[Stated exercise] All records are to be retyped faithfully and completely.

(Dataset entries)
+--

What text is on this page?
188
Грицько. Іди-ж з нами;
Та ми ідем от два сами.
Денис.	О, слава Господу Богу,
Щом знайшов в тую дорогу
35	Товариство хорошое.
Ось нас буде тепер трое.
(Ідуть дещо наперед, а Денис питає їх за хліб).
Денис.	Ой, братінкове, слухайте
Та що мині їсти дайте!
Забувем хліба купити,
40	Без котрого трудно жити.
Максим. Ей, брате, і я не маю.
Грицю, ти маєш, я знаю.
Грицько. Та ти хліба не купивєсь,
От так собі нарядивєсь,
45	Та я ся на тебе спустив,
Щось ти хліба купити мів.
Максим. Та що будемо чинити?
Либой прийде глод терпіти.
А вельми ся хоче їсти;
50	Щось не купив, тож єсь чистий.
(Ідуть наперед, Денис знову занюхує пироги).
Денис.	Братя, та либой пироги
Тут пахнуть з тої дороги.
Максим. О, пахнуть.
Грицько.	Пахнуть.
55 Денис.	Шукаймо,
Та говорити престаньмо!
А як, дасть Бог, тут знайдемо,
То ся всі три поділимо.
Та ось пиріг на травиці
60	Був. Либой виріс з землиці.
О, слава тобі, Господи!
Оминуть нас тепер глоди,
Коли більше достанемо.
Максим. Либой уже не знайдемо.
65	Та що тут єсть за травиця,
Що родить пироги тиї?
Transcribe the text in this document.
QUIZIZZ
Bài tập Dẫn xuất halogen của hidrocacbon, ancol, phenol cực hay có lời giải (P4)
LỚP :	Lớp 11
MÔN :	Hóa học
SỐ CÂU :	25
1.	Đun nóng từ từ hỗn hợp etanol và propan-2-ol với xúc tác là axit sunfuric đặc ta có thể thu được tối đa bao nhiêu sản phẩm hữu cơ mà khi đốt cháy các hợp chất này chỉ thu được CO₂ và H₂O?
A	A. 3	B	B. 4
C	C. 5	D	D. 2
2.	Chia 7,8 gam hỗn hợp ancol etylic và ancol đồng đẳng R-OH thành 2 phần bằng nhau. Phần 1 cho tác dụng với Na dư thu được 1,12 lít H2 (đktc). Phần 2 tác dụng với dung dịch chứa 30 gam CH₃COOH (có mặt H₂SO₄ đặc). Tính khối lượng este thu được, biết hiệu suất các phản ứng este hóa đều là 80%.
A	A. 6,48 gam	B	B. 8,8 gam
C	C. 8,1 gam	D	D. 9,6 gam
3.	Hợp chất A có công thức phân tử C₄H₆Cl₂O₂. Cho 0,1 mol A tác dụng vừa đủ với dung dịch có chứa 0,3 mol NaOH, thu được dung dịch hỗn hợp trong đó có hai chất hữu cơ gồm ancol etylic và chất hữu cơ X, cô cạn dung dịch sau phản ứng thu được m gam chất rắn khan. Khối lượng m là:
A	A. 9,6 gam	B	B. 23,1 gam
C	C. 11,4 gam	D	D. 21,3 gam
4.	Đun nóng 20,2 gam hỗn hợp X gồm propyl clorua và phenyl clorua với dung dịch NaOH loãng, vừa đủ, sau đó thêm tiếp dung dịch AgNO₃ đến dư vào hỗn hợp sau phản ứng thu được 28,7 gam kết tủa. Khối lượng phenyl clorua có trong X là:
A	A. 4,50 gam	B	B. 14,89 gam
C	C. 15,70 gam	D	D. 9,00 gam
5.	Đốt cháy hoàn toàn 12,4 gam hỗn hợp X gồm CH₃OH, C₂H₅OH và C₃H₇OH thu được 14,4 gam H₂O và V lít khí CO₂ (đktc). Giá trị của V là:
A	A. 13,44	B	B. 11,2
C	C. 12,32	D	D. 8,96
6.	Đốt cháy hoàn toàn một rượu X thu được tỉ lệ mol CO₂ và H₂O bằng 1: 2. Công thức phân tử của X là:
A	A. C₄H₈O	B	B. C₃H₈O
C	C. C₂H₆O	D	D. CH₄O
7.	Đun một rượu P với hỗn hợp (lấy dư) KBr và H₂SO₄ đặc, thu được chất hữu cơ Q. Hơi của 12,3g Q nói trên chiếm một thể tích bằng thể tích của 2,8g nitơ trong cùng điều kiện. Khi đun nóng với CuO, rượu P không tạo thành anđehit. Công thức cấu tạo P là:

+--

[Solution below]
What text is on this page?
188
Грицько. Іди-ж з нами;
Та ми ідем от два сами.
Денис.	О, слава Господу Богу,
Щом знайшов в тую дорогу
35	Товариство хорошое.
Ось нас буде тепер трое.
(Ідуть дещо наперед, а Денис питає їх за хліб).
Денис.	Ой, братінкове, слухайте
Та що мині їсти дайте!
Забувем хліба купити,
40	Без котрого трудно жити.
Максим. Ей, брате, і я не маю.
Грицю, ти маєш, я знаю.
Грицько. Та ти хліба не купивєсь,
От так собі нарядивєсь,
45	Та я ся на тебе спустив,
Щось ти хліба купити мів.
Максим. Та що будемо чинити?
Либой прийде глод терпіти.
А вельми ся хоче їсти;
50	Щось не купив, тож єсь чистий.
(Ідуть наперед, Денис знову занюхує пироги).
Денис.	Братя, та либой пироги
Тут пахнуть з тої дороги.
Максим. О, пахнуть.
Грицько.	Пахнуть.
55 Денис.	Шукаймо,
Та говорити престаньмо!
А як, дасть Бог, тут знайдемо,
То ся всі три поділимо.
Та ось пиріг на травиці
60	Був. Либой виріс з землиці.
О, слава тобі, Господи!
Оминуть нас тепер глоди,
Коли більше достанемо.
Максим. Либой уже не знайдемо.
65	Та що тут єсть за травиця,
Що родить пироги тиї?
Transcribe the text in this document.
QUIZIZZ
Bài tập Dẫn xuất halogen của hidrocacbon, ancol, phenol cực hay có lời giải (P4)
LỚP :	Lớp 11
MÔN :	Hóa học
SỐ CÂU :	25
1.	Đun nóng từ từ hỗn hợp etanol và propan-2-ol với xúc tác là axit sunfuric đặc ta có thể thu được tối đa bao nhiêu sản phẩm hữu cơ mà khi đốt cháy các hợp chất này chỉ thu được CO₂ và H₂O?
A	A. 3	B	B. 4
C	C. 5	D	D. 2
2.	Chia 7,8 gam hỗn hợp ancol etylic và ancol đồng đẳng R-OH thành 2 phần bằng nhau. Phần 1 cho tác dụng với Na dư thu được 1,12 lít H2 (đktc). Phần 2 tác dụng với dung dịch chứa 30 gam CH₃COOH (có mặt H₂SO₄ đặc). Tính khối lượng este thu được, biết hiệu suất các phản ứng este hóa đều là 80%.
A	A. 6,48 gam	B	B. 8,8 gam
C	C. 8,1 gam	D	D. 9,6 gam
3.	Hợp chất A có công thức phân tử C₄H₆Cl₂O₂. Cho 0,1 mol A tác dụng vừa đủ với dung dịch có chứa 0,3 mol NaOH, thu được dung dịch hỗn hợp trong đó có hai chất hữu cơ gồm ancol etylic và chất hữu cơ X, cô cạn dung dịch sau phản ứng thu được m gam chất rắn khan. Khối lượng m là:
A	A. 9,6 gam	B	B. 23,1 gam
C	C. 11,4 gam	D	D. 21,3 gam
4.	Đun nóng 20,2 gam hỗn hợp X gồm propyl clorua và phenyl clorua với dung dịch NaOH loãng, vừa đủ, sau đó thêm tiếp dung dịch AgNO₃ đến dư vào hỗn hợp sau phản ứng thu được 28,7 gam kết tủa. Khối lượng phenyl clorua có trong X là:
A	A. 4,50 gam	B	B. 14,89 gam
C	C. 15,70 gam	D	D. 9,00 gam
5.	Đốt cháy hoàn toàn 12,4 gam hỗn hợp X gồm CH₃OH, C₂H₅OH và C₃H₇OH thu được 14,4 gam H₂O và V lít khí CO₂ (đktc). Giá trị của V là:
A	A. 13,44	B	B. 11,2
C	C. 12,32	D	D. 8,96
6.	Đốt cháy hoàn toàn một rượu X thu được tỉ lệ mol CO₂ và H₂O bằng 1: 2. Công thức phân tử của X là:
A	A. C₄H₈O	B	B. C₃H₈O
C	C. C₂H₆O	D	D. CH₄O
7.	Đun một rượu P với hỗn hợp (lấy dư) KBr và H₂SO₄ đặc, thu được chất hữu cơ Q. Hơi của 12,3g Q nói trên chiếm một thể tích bằng thể tích của 2,8g nitơ trong cùng điều kiện. Khi đun nóng với CuO, rượu P không tạo thành anđehit. Công thức cấu tạo P là:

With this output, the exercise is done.